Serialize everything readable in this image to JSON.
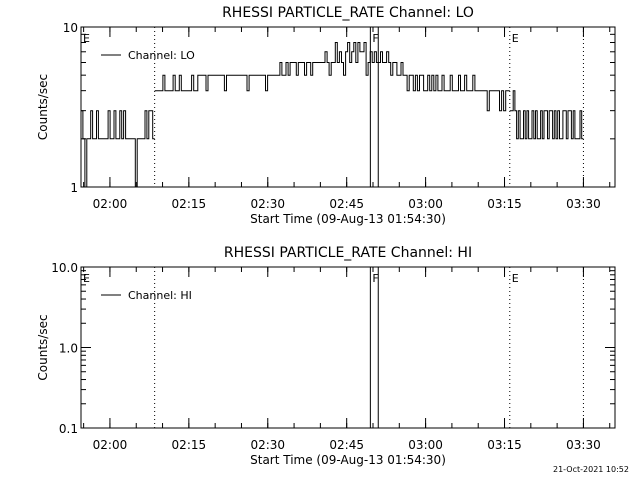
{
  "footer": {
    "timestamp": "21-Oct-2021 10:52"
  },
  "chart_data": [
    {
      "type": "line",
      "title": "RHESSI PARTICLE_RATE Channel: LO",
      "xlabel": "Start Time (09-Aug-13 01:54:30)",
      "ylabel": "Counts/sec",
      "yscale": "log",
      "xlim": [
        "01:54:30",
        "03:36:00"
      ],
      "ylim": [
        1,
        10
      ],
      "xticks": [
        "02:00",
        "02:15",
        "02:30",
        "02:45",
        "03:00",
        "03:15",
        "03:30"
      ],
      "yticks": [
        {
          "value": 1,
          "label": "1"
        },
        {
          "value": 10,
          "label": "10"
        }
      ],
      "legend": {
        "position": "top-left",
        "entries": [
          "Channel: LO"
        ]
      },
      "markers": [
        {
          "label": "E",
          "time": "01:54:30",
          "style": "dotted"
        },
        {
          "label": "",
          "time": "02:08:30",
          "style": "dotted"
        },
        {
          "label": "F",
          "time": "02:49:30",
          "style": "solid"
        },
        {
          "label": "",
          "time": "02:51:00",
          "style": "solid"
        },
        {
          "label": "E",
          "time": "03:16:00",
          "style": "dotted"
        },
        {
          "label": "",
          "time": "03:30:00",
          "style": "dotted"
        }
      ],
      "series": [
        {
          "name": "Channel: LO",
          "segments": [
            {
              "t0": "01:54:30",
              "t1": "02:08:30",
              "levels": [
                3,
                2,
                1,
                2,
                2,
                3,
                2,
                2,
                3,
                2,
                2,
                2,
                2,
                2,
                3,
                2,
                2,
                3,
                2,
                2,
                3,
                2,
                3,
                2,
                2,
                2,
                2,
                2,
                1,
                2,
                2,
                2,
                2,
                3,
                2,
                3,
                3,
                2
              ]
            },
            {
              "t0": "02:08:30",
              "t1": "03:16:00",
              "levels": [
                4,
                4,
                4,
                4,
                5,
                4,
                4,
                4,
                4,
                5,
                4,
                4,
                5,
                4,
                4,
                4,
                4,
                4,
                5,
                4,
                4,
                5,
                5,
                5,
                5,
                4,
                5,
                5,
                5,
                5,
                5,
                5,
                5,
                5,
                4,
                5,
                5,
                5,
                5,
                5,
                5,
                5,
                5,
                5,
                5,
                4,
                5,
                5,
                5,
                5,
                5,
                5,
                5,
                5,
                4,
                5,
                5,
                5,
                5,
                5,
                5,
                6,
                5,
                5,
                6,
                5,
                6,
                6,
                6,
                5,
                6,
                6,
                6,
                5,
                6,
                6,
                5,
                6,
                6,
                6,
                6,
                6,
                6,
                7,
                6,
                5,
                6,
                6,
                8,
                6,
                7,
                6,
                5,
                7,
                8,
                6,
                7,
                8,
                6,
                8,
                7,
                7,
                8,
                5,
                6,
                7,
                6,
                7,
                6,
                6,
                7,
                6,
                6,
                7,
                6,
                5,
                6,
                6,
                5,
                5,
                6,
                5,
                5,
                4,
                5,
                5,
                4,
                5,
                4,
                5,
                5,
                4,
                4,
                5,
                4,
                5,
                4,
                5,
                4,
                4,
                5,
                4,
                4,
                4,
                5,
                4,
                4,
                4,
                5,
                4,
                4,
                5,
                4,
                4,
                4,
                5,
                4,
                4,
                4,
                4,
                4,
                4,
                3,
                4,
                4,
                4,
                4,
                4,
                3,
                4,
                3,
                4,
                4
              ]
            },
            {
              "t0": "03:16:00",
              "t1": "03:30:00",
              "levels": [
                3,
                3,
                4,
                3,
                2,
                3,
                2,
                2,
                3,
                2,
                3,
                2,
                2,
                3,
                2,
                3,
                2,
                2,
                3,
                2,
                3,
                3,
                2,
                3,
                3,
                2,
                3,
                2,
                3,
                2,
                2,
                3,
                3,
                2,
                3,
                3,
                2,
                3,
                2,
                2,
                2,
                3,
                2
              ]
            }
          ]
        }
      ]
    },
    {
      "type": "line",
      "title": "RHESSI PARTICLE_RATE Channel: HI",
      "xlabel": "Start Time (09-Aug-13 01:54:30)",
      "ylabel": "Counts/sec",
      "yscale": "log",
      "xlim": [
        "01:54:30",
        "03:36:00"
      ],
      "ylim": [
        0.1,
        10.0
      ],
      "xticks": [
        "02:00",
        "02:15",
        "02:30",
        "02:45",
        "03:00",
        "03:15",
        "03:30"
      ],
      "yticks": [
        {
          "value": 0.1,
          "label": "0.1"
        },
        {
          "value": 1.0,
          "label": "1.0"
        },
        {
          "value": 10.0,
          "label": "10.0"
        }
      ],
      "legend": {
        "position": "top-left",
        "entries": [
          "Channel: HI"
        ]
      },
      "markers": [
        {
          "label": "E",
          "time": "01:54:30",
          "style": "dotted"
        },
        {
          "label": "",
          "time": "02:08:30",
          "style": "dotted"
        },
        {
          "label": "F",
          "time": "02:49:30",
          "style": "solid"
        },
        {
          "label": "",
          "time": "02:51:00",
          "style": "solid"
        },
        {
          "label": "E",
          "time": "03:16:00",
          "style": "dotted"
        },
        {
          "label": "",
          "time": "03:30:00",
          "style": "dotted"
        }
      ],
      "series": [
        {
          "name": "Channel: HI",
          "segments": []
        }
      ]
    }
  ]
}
---
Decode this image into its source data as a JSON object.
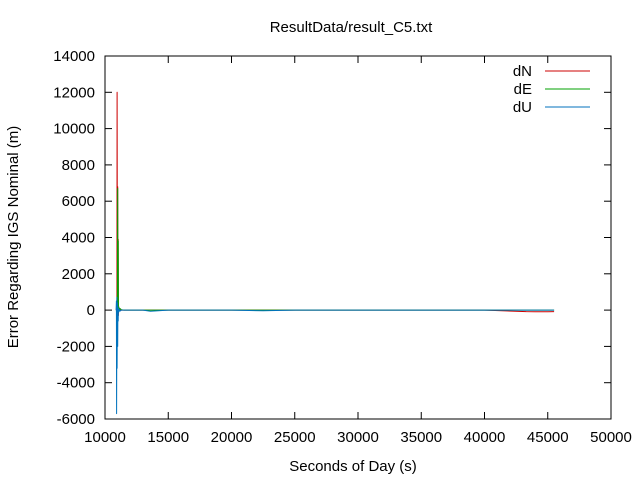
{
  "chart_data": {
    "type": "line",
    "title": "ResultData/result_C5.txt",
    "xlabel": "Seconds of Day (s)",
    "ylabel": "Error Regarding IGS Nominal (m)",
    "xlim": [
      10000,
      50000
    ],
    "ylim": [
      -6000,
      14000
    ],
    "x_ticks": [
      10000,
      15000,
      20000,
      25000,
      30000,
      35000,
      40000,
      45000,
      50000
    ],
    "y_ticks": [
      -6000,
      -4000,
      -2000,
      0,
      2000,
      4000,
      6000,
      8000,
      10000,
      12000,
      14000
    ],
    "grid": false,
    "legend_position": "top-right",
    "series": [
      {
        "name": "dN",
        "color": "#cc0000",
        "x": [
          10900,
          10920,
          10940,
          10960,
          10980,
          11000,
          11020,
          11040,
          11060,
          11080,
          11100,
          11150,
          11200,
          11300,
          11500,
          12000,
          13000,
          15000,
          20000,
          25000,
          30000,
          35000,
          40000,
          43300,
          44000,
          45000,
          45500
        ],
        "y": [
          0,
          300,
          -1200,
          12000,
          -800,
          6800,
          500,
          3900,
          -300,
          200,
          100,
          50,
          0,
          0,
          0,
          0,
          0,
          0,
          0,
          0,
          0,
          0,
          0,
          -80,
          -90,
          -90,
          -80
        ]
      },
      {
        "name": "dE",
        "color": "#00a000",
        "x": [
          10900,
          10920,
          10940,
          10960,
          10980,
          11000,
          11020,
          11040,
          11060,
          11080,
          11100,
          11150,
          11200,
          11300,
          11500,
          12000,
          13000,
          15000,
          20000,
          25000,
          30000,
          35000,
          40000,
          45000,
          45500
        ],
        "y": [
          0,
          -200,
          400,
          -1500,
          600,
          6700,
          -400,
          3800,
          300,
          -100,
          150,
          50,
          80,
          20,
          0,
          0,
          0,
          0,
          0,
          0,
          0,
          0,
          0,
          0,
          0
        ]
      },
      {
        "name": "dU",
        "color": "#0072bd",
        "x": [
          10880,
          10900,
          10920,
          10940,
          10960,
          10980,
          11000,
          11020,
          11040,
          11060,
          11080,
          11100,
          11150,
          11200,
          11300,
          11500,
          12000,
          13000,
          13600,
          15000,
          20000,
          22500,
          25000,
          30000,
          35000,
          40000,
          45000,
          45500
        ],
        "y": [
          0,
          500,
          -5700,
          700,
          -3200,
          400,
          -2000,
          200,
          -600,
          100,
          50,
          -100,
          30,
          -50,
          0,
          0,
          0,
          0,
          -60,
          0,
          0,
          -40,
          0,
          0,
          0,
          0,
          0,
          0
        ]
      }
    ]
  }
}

Instructions to follow
Find each line holding "image". Copy it out.

Result of the exercise
Serialize everything readable in this image to JSON.
Decode this image into its source data as a JSON object.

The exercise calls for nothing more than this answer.